WHAT YOU HAVE TO DO
Which lines include the word "type"? Copy each of them.
---- RECORDS FOR THIS TASK
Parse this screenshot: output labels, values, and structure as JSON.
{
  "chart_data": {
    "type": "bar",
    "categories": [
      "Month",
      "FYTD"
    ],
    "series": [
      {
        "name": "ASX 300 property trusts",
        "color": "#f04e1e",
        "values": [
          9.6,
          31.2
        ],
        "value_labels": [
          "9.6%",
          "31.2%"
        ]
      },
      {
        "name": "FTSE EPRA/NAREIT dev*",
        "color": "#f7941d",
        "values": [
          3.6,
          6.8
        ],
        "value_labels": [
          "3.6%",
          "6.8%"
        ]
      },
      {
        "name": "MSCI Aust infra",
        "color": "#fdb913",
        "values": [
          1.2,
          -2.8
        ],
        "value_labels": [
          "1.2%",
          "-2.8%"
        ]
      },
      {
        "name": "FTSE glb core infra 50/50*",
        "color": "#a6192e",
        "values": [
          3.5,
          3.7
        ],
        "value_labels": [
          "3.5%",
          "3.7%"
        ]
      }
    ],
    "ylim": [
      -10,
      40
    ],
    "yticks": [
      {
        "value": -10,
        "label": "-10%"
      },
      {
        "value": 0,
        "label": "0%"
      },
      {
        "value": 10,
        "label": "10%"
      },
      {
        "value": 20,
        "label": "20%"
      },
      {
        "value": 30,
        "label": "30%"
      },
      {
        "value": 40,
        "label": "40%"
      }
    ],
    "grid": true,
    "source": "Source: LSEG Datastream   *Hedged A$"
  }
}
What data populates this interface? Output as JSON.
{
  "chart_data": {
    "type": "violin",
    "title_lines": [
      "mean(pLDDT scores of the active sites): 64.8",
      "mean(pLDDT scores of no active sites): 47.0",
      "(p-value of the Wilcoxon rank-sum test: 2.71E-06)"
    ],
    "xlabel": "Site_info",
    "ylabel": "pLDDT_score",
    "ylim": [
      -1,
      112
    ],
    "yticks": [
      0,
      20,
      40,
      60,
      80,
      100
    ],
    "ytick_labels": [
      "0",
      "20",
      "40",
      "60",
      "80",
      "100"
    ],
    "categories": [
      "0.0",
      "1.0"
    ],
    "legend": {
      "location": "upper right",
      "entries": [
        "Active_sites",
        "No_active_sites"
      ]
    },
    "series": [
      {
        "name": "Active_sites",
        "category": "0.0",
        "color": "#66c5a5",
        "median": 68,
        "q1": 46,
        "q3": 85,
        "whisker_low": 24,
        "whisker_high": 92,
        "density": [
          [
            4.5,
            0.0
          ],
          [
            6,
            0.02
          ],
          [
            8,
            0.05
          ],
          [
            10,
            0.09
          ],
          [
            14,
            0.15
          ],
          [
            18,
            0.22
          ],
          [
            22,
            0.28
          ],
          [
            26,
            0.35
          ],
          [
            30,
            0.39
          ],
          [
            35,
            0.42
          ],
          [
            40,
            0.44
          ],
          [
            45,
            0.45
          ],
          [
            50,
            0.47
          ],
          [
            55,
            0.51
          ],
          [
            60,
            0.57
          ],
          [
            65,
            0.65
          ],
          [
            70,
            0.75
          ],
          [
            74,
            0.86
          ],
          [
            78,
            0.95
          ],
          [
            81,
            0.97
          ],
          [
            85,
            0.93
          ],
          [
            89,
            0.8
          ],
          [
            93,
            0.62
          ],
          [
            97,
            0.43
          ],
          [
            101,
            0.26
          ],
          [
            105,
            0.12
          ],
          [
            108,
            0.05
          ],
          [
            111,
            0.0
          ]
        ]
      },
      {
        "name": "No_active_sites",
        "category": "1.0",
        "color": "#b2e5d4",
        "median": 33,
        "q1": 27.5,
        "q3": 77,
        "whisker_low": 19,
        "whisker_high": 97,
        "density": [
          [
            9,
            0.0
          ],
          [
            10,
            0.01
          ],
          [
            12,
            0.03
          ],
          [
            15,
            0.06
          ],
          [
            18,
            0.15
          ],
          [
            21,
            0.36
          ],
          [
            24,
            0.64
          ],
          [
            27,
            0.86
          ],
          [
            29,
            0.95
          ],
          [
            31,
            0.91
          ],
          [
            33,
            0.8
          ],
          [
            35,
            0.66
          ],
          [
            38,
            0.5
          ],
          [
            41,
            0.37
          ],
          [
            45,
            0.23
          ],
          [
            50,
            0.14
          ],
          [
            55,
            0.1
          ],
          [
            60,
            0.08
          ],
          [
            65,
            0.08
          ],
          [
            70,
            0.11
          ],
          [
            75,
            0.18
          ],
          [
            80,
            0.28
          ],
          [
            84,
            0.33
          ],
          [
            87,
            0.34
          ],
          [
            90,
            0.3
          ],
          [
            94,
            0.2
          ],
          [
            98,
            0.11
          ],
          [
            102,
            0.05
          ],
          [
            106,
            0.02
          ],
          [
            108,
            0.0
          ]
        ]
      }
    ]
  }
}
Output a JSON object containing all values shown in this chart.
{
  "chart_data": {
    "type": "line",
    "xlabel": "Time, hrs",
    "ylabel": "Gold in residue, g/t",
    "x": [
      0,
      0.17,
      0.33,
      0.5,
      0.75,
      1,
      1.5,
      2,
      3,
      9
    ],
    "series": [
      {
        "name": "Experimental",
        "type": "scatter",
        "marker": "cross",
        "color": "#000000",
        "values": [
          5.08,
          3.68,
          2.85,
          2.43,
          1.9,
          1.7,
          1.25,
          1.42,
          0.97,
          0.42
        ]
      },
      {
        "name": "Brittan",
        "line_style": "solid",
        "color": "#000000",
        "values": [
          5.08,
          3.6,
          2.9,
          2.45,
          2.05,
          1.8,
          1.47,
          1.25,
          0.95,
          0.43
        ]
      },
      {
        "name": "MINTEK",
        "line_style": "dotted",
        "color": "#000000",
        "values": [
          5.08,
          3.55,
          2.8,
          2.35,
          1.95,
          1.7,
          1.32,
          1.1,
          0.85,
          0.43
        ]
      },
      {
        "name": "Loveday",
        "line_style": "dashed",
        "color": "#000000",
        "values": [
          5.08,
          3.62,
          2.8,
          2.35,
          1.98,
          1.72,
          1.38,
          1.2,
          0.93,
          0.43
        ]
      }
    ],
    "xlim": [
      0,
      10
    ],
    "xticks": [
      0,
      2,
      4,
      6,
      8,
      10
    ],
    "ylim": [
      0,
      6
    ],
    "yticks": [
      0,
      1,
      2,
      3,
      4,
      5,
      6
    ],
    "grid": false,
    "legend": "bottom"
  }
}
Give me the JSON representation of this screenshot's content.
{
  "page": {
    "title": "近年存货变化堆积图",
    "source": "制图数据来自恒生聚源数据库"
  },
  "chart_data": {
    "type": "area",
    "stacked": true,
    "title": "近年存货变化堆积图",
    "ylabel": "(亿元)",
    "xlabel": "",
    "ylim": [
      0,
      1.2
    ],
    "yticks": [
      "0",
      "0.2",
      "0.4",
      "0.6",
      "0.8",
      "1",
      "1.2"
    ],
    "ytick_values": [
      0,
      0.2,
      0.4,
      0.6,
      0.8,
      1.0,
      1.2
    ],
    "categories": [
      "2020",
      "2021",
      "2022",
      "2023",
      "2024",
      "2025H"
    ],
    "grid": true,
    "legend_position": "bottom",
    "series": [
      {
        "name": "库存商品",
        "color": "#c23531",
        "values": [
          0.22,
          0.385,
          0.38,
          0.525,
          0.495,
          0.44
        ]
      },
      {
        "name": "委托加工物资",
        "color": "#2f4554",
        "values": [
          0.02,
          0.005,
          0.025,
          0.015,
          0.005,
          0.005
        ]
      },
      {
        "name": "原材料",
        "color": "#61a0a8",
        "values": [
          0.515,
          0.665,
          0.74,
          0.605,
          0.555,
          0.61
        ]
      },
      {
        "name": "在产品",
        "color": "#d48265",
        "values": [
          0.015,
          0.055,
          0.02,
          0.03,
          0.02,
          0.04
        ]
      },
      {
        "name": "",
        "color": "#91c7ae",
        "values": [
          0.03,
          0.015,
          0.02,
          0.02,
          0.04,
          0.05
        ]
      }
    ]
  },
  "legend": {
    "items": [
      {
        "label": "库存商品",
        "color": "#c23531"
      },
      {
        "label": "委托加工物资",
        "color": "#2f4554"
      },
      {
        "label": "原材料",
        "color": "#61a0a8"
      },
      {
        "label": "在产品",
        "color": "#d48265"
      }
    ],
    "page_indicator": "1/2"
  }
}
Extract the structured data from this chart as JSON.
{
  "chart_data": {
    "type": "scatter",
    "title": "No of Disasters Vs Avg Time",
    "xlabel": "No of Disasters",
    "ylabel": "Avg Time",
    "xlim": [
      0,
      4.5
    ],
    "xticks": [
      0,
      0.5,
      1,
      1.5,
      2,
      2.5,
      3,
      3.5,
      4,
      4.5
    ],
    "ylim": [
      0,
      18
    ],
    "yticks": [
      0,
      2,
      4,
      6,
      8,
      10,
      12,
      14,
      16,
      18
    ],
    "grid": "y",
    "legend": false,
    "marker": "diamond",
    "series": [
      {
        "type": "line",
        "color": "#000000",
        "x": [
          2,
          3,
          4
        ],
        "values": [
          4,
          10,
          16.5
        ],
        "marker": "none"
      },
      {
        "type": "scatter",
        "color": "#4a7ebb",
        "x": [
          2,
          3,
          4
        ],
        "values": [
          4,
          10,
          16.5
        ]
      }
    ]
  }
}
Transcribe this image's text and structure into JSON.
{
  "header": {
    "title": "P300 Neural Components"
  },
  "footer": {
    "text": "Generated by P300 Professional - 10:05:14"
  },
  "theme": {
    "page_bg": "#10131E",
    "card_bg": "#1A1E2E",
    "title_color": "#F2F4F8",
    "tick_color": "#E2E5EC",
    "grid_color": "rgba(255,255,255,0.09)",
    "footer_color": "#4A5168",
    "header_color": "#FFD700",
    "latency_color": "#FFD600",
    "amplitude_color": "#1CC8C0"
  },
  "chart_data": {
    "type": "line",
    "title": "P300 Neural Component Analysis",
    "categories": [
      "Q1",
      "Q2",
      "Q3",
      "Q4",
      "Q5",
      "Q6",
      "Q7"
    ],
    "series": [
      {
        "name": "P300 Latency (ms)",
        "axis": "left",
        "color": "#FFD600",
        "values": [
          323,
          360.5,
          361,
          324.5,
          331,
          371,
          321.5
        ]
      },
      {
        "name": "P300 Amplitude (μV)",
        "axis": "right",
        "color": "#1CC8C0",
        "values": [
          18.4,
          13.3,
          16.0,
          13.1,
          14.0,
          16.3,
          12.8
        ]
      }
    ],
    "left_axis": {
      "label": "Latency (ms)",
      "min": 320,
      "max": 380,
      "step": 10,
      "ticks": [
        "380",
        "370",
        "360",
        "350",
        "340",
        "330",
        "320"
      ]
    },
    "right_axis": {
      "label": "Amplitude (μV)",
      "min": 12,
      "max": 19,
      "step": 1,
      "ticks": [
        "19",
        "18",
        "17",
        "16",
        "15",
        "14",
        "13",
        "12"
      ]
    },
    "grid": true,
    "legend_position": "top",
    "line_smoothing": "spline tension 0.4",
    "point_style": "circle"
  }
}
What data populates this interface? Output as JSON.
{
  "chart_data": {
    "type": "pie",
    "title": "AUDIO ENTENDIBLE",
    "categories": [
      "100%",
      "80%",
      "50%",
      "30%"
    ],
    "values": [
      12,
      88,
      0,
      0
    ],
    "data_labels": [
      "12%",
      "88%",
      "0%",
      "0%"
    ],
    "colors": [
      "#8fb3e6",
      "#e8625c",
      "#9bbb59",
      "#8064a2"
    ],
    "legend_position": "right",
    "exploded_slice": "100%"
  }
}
--------
FULL ANSWER
    "type": "bar",
    "type": "violin",
    "type": "line",
        "type": "scatter",
    "type": "area",
    "type": "scatter",
        "type": "line",
        "type": "scatter",
    "type": "line",
    "type": "pie",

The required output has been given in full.